— start EXERCISE MATERIAL —

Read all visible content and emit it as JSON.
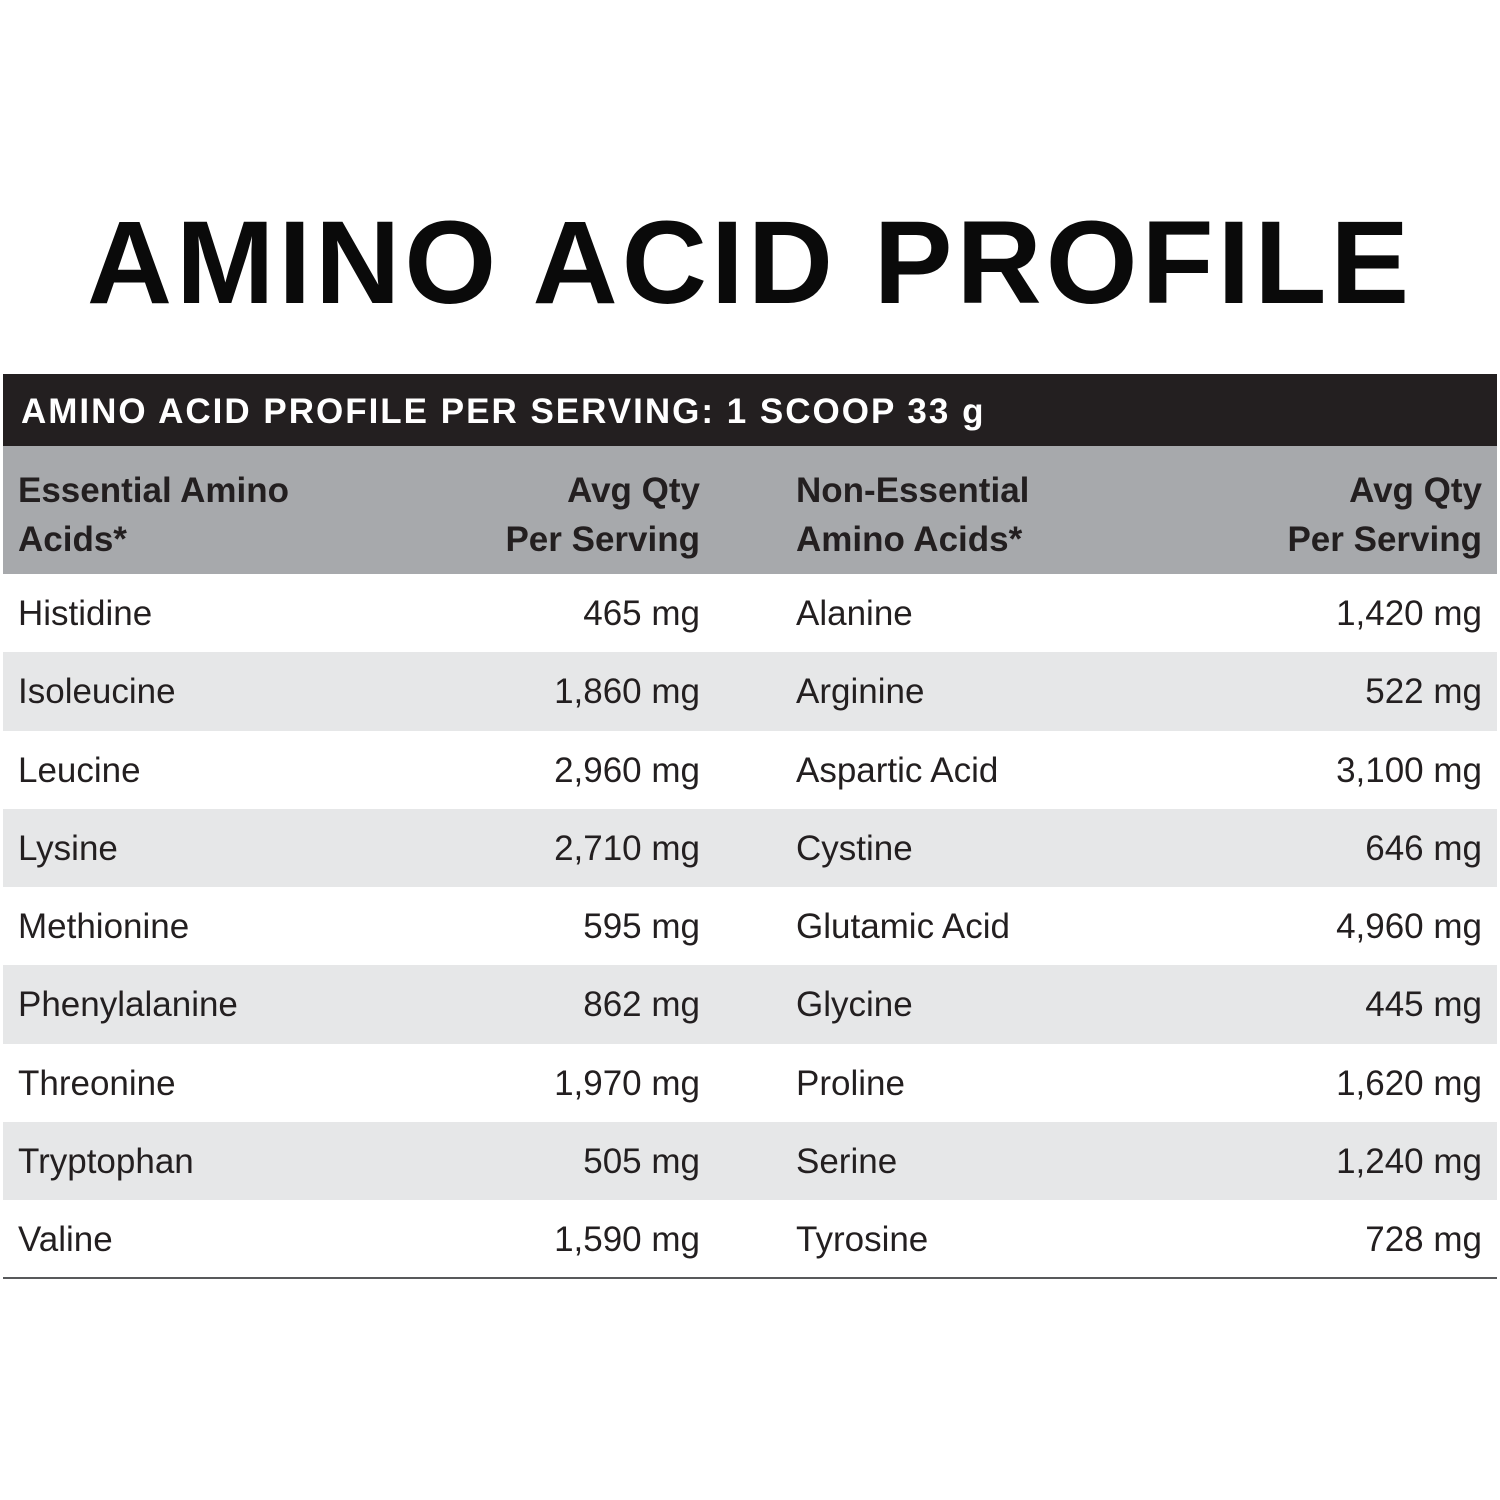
{
  "title": "AMINO ACID PROFILE",
  "banner": "AMINO ACID PROFILE PER SERVING: 1 SCOOP 33 g",
  "headers": {
    "essential": [
      "Essential Amino",
      "Acids*"
    ],
    "essential_qty": [
      "Avg Qty",
      "Per Serving"
    ],
    "non_essential": [
      "Non-Essential",
      "Amino Acids*"
    ],
    "non_essential_qty": [
      "Avg Qty",
      "Per Serving"
    ]
  },
  "rows": [
    {
      "essential": "Histidine",
      "essential_qty": "465 mg",
      "non_essential": "Alanine",
      "non_essential_qty": "1,420 mg"
    },
    {
      "essential": "Isoleucine",
      "essential_qty": "1,860 mg",
      "non_essential": "Arginine",
      "non_essential_qty": "522 mg"
    },
    {
      "essential": "Leucine",
      "essential_qty": "2,960 mg",
      "non_essential": "Aspartic Acid",
      "non_essential_qty": "3,100 mg"
    },
    {
      "essential": "Lysine",
      "essential_qty": "2,710 mg",
      "non_essential": "Cystine",
      "non_essential_qty": "646 mg"
    },
    {
      "essential": "Methionine",
      "essential_qty": "595 mg",
      "non_essential": "Glutamic Acid",
      "non_essential_qty": "4,960 mg"
    },
    {
      "essential": "Phenylalanine",
      "essential_qty": "862 mg",
      "non_essential": "Glycine",
      "non_essential_qty": "445 mg"
    },
    {
      "essential": "Threonine",
      "essential_qty": "1,970 mg",
      "non_essential": "Proline",
      "non_essential_qty": "1,620 mg"
    },
    {
      "essential": "Tryptophan",
      "essential_qty": "505 mg",
      "non_essential": "Serine",
      "non_essential_qty": "1,240 mg"
    },
    {
      "essential": "Valine",
      "essential_qty": "1,590 mg",
      "non_essential": "Tyrosine",
      "non_essential_qty": "728 mg"
    }
  ],
  "colors": {
    "banner": "#231f20",
    "header": "#a7a9ac",
    "alt_row": "#e6e7e8",
    "text": "#231f20"
  }
}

— end EXERCISE MATERIAL —

* _JOB_
Return the material word for word. Pictures are not part of the copy.

* _ANSWER TO THIS TASK_
Read all visible content and emit it as JSON.
{
  "title": "AMINO ACID PROFILE",
  "banner": "AMINO ACID PROFILE PER SERVING: 1 SCOOP 33 g",
  "headers": {
    "essential": [
      "Essential Amino",
      "Acids*"
    ],
    "essential_qty": [
      "Avg Qty",
      "Per Serving"
    ],
    "non_essential": [
      "Non-Essential",
      "Amino Acids*"
    ],
    "non_essential_qty": [
      "Avg Qty",
      "Per Serving"
    ]
  },
  "rows": [
    {
      "essential": "Histidine",
      "essential_qty": "465 mg",
      "non_essential": "Alanine",
      "non_essential_qty": "1,420 mg"
    },
    {
      "essential": "Isoleucine",
      "essential_qty": "1,860 mg",
      "non_essential": "Arginine",
      "non_essential_qty": "522 mg"
    },
    {
      "essential": "Leucine",
      "essential_qty": "2,960 mg",
      "non_essential": "Aspartic Acid",
      "non_essential_qty": "3,100 mg"
    },
    {
      "essential": "Lysine",
      "essential_qty": "2,710 mg",
      "non_essential": "Cystine",
      "non_essential_qty": "646 mg"
    },
    {
      "essential": "Methionine",
      "essential_qty": "595 mg",
      "non_essential": "Glutamic Acid",
      "non_essential_qty": "4,960 mg"
    },
    {
      "essential": "Phenylalanine",
      "essential_qty": "862 mg",
      "non_essential": "Glycine",
      "non_essential_qty": "445 mg"
    },
    {
      "essential": "Threonine",
      "essential_qty": "1,970 mg",
      "non_essential": "Proline",
      "non_essential_qty": "1,620 mg"
    },
    {
      "essential": "Tryptophan",
      "essential_qty": "505 mg",
      "non_essential": "Serine",
      "non_essential_qty": "1,240 mg"
    },
    {
      "essential": "Valine",
      "essential_qty": "1,590 mg",
      "non_essential": "Tyrosine",
      "non_essential_qty": "728 mg"
    }
  ],
  "colors": {
    "banner": "#231f20",
    "header": "#a7a9ac",
    "alt_row": "#e6e7e8",
    "text": "#231f20"
  }
}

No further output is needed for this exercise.